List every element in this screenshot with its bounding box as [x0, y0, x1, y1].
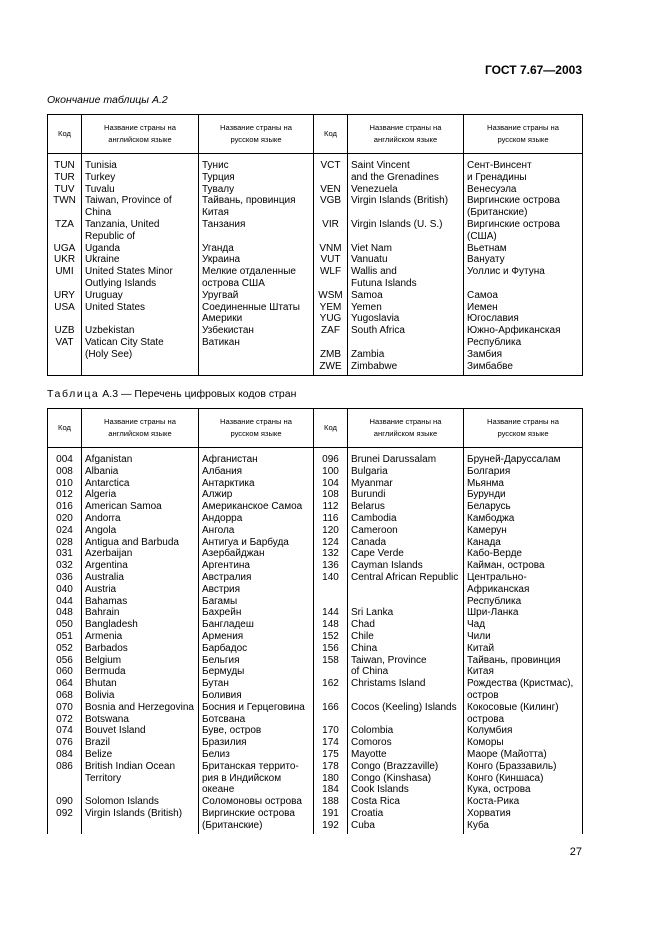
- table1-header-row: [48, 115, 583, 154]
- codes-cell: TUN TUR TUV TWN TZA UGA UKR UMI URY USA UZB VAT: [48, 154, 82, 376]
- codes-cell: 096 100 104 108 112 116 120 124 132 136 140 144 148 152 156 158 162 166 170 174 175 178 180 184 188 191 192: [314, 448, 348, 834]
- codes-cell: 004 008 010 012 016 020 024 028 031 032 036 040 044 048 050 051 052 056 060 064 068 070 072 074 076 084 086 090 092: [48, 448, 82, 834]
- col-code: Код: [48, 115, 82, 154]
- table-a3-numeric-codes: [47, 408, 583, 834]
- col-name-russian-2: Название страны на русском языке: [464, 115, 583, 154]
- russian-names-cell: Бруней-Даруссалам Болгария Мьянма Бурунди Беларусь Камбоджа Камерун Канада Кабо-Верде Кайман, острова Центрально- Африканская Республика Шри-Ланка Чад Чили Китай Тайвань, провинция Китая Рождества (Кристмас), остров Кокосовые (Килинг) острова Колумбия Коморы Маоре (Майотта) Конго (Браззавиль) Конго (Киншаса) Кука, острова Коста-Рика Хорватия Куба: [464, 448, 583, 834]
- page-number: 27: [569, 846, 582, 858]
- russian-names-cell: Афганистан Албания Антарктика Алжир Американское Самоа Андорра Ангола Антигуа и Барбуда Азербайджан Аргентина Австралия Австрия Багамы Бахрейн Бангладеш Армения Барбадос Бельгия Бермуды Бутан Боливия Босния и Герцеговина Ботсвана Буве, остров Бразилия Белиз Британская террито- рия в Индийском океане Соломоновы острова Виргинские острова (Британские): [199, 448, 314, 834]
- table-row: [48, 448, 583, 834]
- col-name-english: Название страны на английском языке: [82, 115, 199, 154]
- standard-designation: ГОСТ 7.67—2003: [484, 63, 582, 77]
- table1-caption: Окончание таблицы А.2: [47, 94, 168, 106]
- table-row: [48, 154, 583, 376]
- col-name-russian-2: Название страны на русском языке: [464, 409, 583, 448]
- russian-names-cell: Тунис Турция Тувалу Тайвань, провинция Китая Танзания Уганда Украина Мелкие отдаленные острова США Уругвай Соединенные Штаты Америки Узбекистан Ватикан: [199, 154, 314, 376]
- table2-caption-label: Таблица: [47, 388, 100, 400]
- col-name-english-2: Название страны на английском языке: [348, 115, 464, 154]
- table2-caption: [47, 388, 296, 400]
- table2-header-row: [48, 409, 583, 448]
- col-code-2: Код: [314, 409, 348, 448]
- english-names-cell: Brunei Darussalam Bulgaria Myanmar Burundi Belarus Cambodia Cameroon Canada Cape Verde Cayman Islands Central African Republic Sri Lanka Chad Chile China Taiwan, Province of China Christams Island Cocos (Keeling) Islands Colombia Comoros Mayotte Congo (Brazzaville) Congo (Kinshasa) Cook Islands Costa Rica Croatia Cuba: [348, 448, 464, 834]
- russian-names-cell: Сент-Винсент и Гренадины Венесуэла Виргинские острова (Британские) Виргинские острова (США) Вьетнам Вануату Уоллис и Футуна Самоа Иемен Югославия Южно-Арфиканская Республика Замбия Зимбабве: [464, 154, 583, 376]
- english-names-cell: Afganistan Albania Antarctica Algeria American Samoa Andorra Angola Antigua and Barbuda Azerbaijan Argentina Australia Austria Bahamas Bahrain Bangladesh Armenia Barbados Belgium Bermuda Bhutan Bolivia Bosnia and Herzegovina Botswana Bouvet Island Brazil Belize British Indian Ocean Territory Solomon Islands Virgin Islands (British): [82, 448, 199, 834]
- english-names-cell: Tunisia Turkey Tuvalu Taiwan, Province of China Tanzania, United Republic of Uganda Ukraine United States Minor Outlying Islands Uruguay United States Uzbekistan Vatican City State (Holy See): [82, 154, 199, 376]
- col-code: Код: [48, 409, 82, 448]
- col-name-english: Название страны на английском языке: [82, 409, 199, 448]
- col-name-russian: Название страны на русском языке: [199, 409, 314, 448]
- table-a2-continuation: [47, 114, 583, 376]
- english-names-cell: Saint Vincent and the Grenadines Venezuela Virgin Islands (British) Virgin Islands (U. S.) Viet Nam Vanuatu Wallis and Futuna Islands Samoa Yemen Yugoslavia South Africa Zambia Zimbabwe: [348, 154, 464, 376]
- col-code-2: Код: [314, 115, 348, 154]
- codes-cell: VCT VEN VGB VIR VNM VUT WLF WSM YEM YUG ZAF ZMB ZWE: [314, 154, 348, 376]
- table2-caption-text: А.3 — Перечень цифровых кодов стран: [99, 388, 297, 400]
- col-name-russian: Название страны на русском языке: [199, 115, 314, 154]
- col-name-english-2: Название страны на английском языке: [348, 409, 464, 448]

**Problem:** Copy out the lines of the data word for word, starting at the line that contains "- table1-header-row: [48, 115, 583, 154]" and ending at the line that contains "- table-row: [48, 154, 583, 376]".

**Exercise answer:**
- table1-header-row: [48, 115, 583, 154]
- codes-cell: TUN TUR TUV TWN TZA UGA UKR UMI URY USA UZB VAT: [48, 154, 82, 376]
- codes-cell: 096 100 104 108 112 116 120 124 132 136 140 144 148 152 156 158 162 166 170 174 175 178 180 184 188 191 192: [314, 448, 348, 834]
- codes-cell: 004 008 010 012 016 020 024 028 031 032 036 040 044 048 050 051 052 056 060 064 068 070 072 074 076 084 086 090 092: [48, 448, 82, 834]
- col-code: Код: [48, 115, 82, 154]
- table-a3-numeric-codes: [47, 408, 583, 834]
- col-name-russian-2: Название страны на русском языке: [464, 115, 583, 154]
- russian-names-cell: Бруней-Даруссалам Болгария Мьянма Бурунди Беларусь Камбоджа Камерун Канада Кабо-Верде Кайман, острова Центрально- Африканская Республика Шри-Ланка Чад Чили Китай Тайвань, провинция Китая Рождества (Кристмас), остров Кокосовые (Килинг) острова Колумбия Коморы Маоре (Майотта) Конго (Браззавиль) Конго (Киншаса) Кука, острова Коста-Рика Хорватия Куба: [464, 448, 583, 834]
- page-number: 27: [569, 846, 582, 858]
- russian-names-cell: Афганистан Албания Антарктика Алжир Американское Самоа Андорра Ангола Антигуа и Барбуда Азербайджан Аргентина Австралия Австрия Багамы Бахрейн Бангладеш Армения Барбадос Бельгия Бермуды Бутан Боливия Босния и Герцеговина Ботсвана Буве, остров Бразилия Белиз Британская террито- рия в Индийском океане Соломоновы острова Виргинские острова (Британские): [199, 448, 314, 834]
- table-row: [48, 448, 583, 834]
- col-name-english: Название страны на английском языке: [82, 115, 199, 154]
- standard-designation: ГОСТ 7.67—2003: [484, 63, 582, 77]
- table1-caption: Окончание таблицы А.2: [47, 94, 168, 106]
- table-row: [48, 154, 583, 376]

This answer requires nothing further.